## Start

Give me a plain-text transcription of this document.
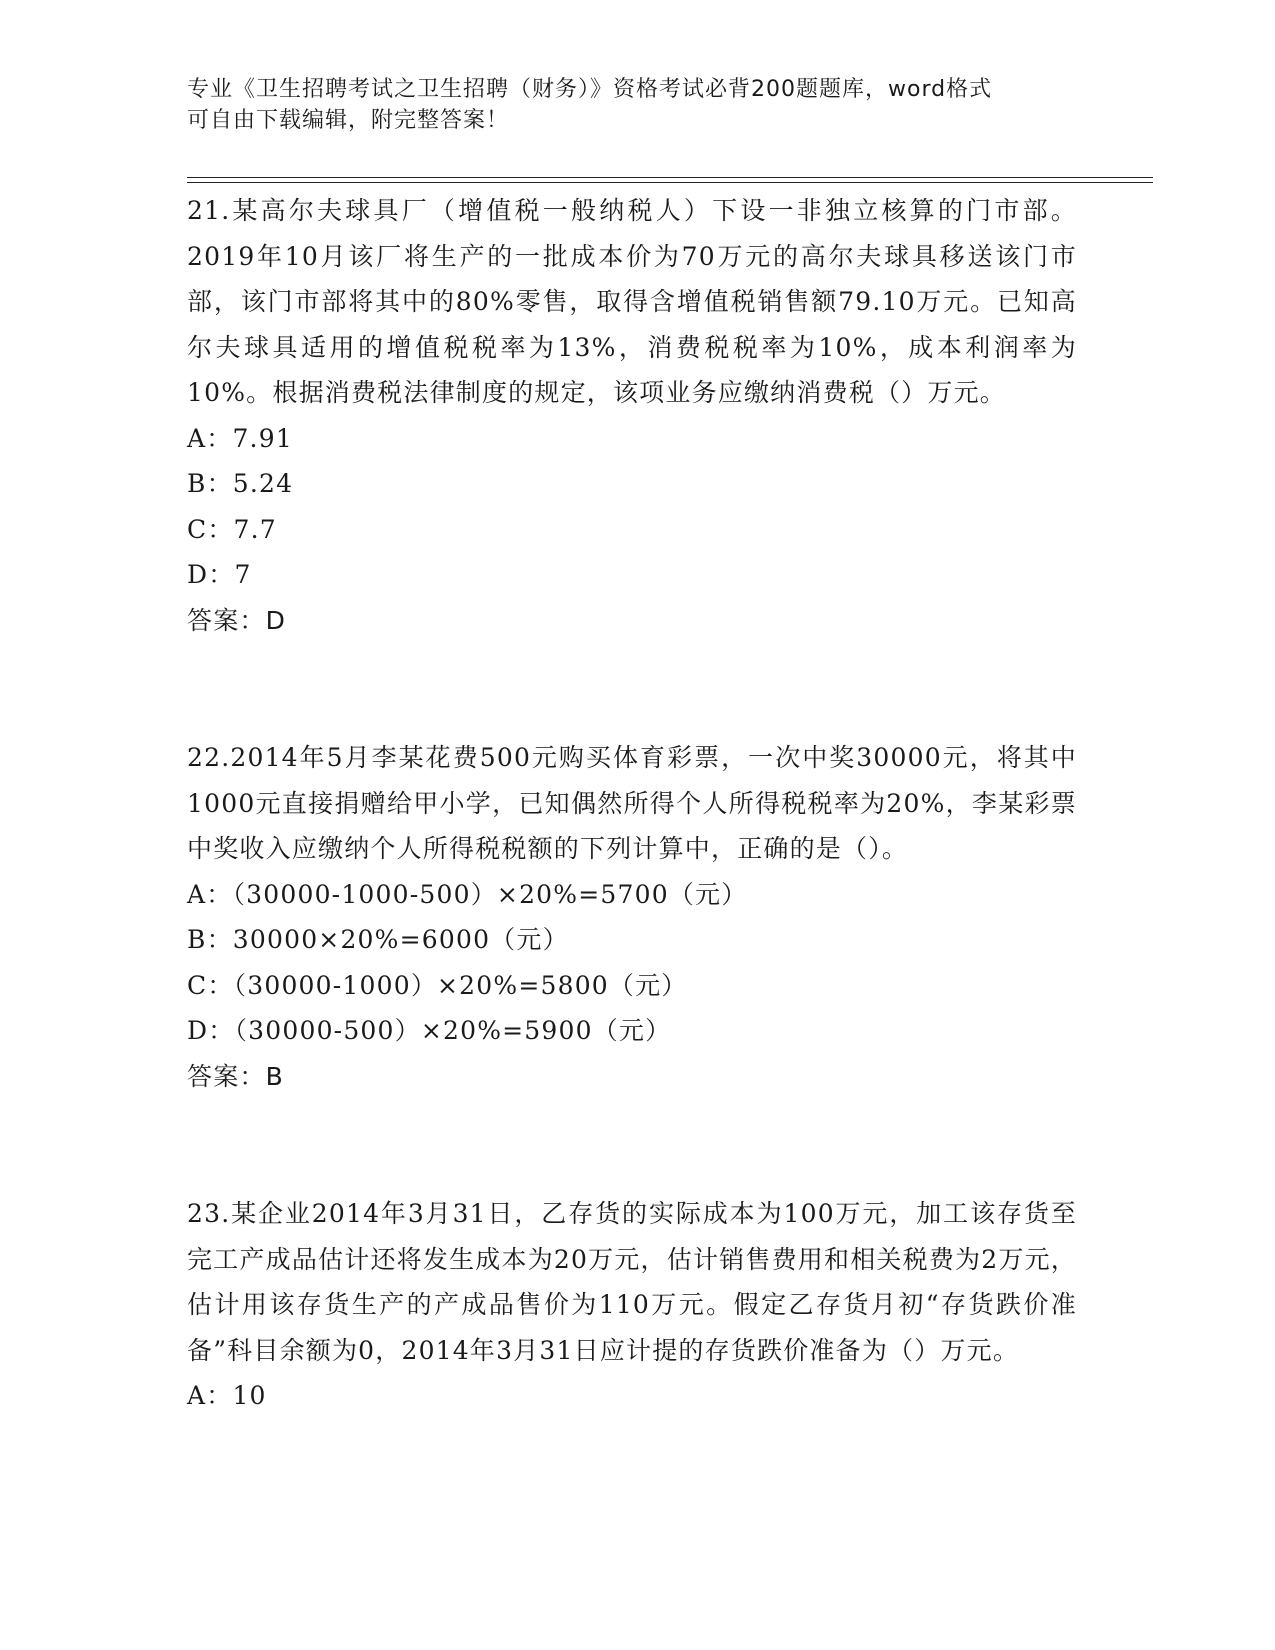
专业《卫生招聘考试之卫生招聘（财务）》资格考试必背200题题库，word格式
可自由下载编辑，附完整答案！

21.某高尔夫球具厂（增值税一般纳税人）下设一非独立核算的门市部。2019年10月该厂将生产的一批成本价为70万元的高尔夫球具移送该门市部，该门市部将其中的80%零售，取得含增值税销售额79.10万元。已知高尔夫球具适用的增值税税率为13%，消费税税率为10%，成本利润率为10%。根据消费税法律制度的规定，该项业务应缴纳消费税（）万元。

A：7.91

B：5.24

C：7.7

D：7

答案：D

22.2014年5月李某花费500元购买体育彩票，一次中奖30000元，将其中1000元直接捐赠给甲小学，已知偶然所得个人所得税税率为20%，李某彩票中奖收入应缴纳个人所得税税额的下列计算中，正确的是（）。

A：（30000-1000-500）×20%=5700（元）

B：30000×20%=6000（元）

C：（30000-1000）×20%=5800（元）

D：（30000-500）×20%=5900（元）

答案：B

23.某企业2014年3月31日，乙存货的实际成本为100万元，加工该存货至完工产成品估计还将发生成本为20万元，估计销售费用和相关税费为2万元，估计用该存货生产的产成品售价为110万元。假定乙存货月初“存货跌价准备”科目余额为0，2014年3月31日应计提的存货跌价准备为（）万元。

A：10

## End

- _WHAT TO WORK ON_:
Pictures in the records above should not be copied. Repeat everything else exactly.

- _COMPLETED TASK_:
Give me a plain-text transcription of this document.
专业《卫生招聘考试之卫生招聘（财务）》资格考试必背200题题库，word格式
可自由下载编辑，附完整答案！

21.某高尔夫球具厂（增值税一般纳税人）下设一非独立核算的门市部。2019年10月该厂将生产的一批成本价为70万元的高尔夫球具移送该门市部，该门市部将其中的80%零售，取得含增值税销售额79.10万元。已知高尔夫球具适用的增值税税率为13%，消费税税率为10%，成本利润率为10%。根据消费税法律制度的规定，该项业务应缴纳消费税（）万元。

A：7.91

B：5.24

C：7.7

D：7

答案：D

22.2014年5月李某花费500元购买体育彩票，一次中奖30000元，将其中1000元直接捐赠给甲小学，已知偶然所得个人所得税税率为20%，李某彩票中奖收入应缴纳个人所得税税额的下列计算中，正确的是（）。

A：（30000-1000-500）×20%=5700（元）

B：30000×20%=6000（元）

C：（30000-1000）×20%=5800（元）

D：（30000-500）×20%=5900（元）

答案：B

23.某企业2014年3月31日，乙存货的实际成本为100万元，加工该存货至完工产成品估计还将发生成本为20万元，估计销售费用和相关税费为2万元，估计用该存货生产的产成品售价为110万元。假定乙存货月初“存货跌价准备”科目余额为0，2014年3月31日应计提的存货跌价准备为（）万元。

A：10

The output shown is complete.